_WHAT IS ASKED_
Show every line that has the string "dormir" in it.
-- START --
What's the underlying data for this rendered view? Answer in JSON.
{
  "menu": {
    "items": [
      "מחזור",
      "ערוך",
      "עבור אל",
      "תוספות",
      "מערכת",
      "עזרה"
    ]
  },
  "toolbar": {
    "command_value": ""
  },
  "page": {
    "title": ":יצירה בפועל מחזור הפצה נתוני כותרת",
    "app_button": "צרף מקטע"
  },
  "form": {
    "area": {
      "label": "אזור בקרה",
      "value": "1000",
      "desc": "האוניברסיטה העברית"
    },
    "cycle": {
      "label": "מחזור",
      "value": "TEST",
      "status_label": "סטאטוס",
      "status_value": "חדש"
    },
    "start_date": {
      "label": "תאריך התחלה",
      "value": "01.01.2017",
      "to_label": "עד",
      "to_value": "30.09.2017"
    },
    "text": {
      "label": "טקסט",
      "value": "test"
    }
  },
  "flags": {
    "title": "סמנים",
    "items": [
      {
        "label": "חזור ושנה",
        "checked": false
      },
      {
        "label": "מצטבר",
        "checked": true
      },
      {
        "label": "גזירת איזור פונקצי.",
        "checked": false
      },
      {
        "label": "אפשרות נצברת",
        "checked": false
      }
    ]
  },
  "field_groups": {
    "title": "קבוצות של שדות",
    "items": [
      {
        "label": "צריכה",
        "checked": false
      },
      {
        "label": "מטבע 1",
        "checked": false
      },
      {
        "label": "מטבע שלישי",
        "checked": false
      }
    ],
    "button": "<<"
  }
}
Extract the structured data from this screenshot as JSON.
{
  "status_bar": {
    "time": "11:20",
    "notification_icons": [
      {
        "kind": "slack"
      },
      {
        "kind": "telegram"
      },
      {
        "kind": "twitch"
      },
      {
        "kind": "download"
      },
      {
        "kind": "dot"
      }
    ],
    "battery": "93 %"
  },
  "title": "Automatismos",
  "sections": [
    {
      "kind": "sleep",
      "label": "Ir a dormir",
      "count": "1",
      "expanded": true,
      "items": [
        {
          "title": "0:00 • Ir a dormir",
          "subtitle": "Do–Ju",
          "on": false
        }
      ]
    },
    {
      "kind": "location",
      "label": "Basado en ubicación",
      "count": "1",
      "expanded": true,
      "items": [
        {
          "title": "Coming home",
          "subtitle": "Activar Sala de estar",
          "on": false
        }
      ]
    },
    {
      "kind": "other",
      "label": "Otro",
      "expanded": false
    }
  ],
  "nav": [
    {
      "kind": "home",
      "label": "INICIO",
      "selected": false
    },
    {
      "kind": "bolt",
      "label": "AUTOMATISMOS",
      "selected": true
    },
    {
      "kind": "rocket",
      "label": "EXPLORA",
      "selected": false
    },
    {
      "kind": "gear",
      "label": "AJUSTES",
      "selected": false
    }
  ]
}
-- END --
_SOLUTION FOR THIS EXERCISE_
      "label": "Ir a dormir",
          "title": "0:00 • Ir a dormir",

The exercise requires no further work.